§ To do:
Quote each record exactly, please, leaving none out.

Data records:
========================

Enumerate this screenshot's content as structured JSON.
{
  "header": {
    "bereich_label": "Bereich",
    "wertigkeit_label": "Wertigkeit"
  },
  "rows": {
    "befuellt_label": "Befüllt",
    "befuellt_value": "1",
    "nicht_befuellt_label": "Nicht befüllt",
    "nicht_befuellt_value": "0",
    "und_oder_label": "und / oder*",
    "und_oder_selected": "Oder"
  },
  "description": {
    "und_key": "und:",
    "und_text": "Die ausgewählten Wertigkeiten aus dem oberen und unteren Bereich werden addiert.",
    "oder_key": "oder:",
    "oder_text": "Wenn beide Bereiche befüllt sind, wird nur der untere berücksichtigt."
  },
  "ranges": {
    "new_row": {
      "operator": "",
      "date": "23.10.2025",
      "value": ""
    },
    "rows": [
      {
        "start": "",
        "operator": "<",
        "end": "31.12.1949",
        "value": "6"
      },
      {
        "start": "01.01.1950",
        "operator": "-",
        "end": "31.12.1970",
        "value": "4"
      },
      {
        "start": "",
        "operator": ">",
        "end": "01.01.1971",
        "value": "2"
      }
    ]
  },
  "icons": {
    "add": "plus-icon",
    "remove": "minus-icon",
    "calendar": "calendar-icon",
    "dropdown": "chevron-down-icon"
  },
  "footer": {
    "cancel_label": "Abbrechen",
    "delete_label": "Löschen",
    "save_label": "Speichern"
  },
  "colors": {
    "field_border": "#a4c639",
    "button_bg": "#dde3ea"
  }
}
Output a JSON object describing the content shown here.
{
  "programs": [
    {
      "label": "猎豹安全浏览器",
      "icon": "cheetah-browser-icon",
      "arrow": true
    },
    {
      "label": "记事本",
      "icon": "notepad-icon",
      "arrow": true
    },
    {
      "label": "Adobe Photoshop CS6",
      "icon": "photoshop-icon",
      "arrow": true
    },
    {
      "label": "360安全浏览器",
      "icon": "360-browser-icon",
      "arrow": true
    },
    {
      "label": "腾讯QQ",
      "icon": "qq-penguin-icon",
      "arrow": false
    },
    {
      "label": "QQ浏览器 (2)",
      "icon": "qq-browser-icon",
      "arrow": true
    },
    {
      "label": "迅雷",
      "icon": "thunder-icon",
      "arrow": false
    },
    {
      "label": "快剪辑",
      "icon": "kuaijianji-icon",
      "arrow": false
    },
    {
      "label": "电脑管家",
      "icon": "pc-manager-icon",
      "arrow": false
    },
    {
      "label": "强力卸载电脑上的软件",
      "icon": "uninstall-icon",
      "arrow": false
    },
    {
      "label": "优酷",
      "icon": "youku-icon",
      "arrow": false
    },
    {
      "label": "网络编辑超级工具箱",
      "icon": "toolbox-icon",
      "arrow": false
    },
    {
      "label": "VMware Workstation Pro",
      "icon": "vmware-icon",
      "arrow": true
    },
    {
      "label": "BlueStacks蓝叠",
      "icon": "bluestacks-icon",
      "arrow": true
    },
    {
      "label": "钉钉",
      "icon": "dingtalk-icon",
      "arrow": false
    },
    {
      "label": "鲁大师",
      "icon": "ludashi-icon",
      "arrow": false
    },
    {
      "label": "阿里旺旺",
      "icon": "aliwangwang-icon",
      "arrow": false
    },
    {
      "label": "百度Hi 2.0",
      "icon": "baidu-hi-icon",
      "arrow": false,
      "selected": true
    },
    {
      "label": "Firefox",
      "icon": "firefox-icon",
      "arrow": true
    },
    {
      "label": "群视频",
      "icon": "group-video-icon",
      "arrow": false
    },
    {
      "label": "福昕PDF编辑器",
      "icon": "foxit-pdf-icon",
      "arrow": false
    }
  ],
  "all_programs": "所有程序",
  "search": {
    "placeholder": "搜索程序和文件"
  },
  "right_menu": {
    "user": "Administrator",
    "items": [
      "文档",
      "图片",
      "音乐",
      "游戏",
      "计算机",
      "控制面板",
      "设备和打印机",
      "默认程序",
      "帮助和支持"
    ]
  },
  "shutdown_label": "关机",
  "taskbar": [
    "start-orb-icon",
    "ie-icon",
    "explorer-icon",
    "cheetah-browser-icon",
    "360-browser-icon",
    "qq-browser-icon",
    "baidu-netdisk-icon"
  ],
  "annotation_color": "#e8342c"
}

========================

§ Full solution:
Enumerate this screenshot's content as structured JSON.
{
  "header": {
    "bereich_label": "Bereich",
    "wertigkeit_label": "Wertigkeit"
  },
  "rows": {
    "befuellt_label": "Befüllt",
    "befuellt_value": "1",
    "nicht_befuellt_label": "Nicht befüllt",
    "nicht_befuellt_value": "0",
    "und_oder_label": "und / oder*",
    "und_oder_selected": "Oder"
  },
  "description": {
    "und_key": "und:",
    "und_text": "Die ausgewählten Wertigkeiten aus dem oberen und unteren Bereich werden addiert.",
    "oder_key": "oder:",
    "oder_text": "Wenn beide Bereiche befüllt sind, wird nur der untere berücksichtigt."
  },
  "ranges": {
    "new_row": {
      "operator": "",
      "date": "23.10.2025",
      "value": ""
    },
    "rows": [
      {
        "start": "",
        "operator": "<",
        "end": "31.12.1949",
        "value": "6"
      },
      {
        "start": "01.01.1950",
        "operator": "-",
        "end": "31.12.1970",
        "value": "4"
      },
      {
        "start": "",
        "operator": ">",
        "end": "01.01.1971",
        "value": "2"
      }
    ]
  },
  "icons": {
    "add": "plus-icon",
    "remove": "minus-icon",
    "calendar": "calendar-icon",
    "dropdown": "chevron-down-icon"
  },
  "footer": {
    "cancel_label": "Abbrechen",
    "delete_label": "Löschen",
    "save_label": "Speichern"
  },
  "colors": {
    "field_border": "#a4c639",
    "button_bg": "#dde3ea"
  }
}
Output a JSON object describing the content shown here.
{
  "programs": [
    {
      "label": "猎豹安全浏览器",
      "icon": "cheetah-browser-icon",
      "arrow": true
    },
    {
      "label": "记事本",
      "icon": "notepad-icon",
      "arrow": true
    },
    {
      "label": "Adobe Photoshop CS6",
      "icon": "photoshop-icon",
      "arrow": true
    },
    {
      "label": "360安全浏览器",
      "icon": "360-browser-icon",
      "arrow": true
    },
    {
      "label": "腾讯QQ",
      "icon": "qq-penguin-icon",
      "arrow": false
    },
    {
      "label": "QQ浏览器 (2)",
      "icon": "qq-browser-icon",
      "arrow": true
    },
    {
      "label": "迅雷",
      "icon": "thunder-icon",
      "arrow": false
    },
    {
      "label": "快剪辑",
      "icon": "kuaijianji-icon",
      "arrow": false
    },
    {
      "label": "电脑管家",
      "icon": "pc-manager-icon",
      "arrow": false
    },
    {
      "label": "强力卸载电脑上的软件",
      "icon": "uninstall-icon",
      "arrow": false
    },
    {
      "label": "优酷",
      "icon": "youku-icon",
      "arrow": false
    },
    {
      "label": "网络编辑超级工具箱",
      "icon": "toolbox-icon",
      "arrow": false
    },
    {
      "label": "VMware Workstation Pro",
      "icon": "vmware-icon",
      "arrow": true
    },
    {
      "label": "BlueStacks蓝叠",
      "icon": "bluestacks-icon",
      "arrow": true
    },
    {
      "label": "钉钉",
      "icon": "dingtalk-icon",
      "arrow": false
    },
    {
      "label": "鲁大师",
      "icon": "ludashi-icon",
      "arrow": false
    },
    {
      "label": "阿里旺旺",
      "icon": "aliwangwang-icon",
      "arrow": false
    },
    {
      "label": "百度Hi 2.0",
      "icon": "baidu-hi-icon",
      "arrow": false,
      "selected": true
    },
    {
      "label": "Firefox",
      "icon": "firefox-icon",
      "arrow": true
    },
    {
      "label": "群视频",
      "icon": "group-video-icon",
      "arrow": false
    },
    {
      "label": "福昕PDF编辑器",
      "icon": "foxit-pdf-icon",
      "arrow": false
    }
  ],
  "all_programs": "所有程序",
  "search": {
    "placeholder": "搜索程序和文件"
  },
  "right_menu": {
    "user": "Administrator",
    "items": [
      "文档",
      "图片",
      "音乐",
      "游戏",
      "计算机",
      "控制面板",
      "设备和打印机",
      "默认程序",
      "帮助和支持"
    ]
  },
  "shutdown_label": "关机",
  "taskbar": [
    "start-orb-icon",
    "ie-icon",
    "explorer-icon",
    "cheetah-browser-icon",
    "360-browser-icon",
    "qq-browser-icon",
    "baidu-netdisk-icon"
  ],
  "annotation_color": "#e8342c"
}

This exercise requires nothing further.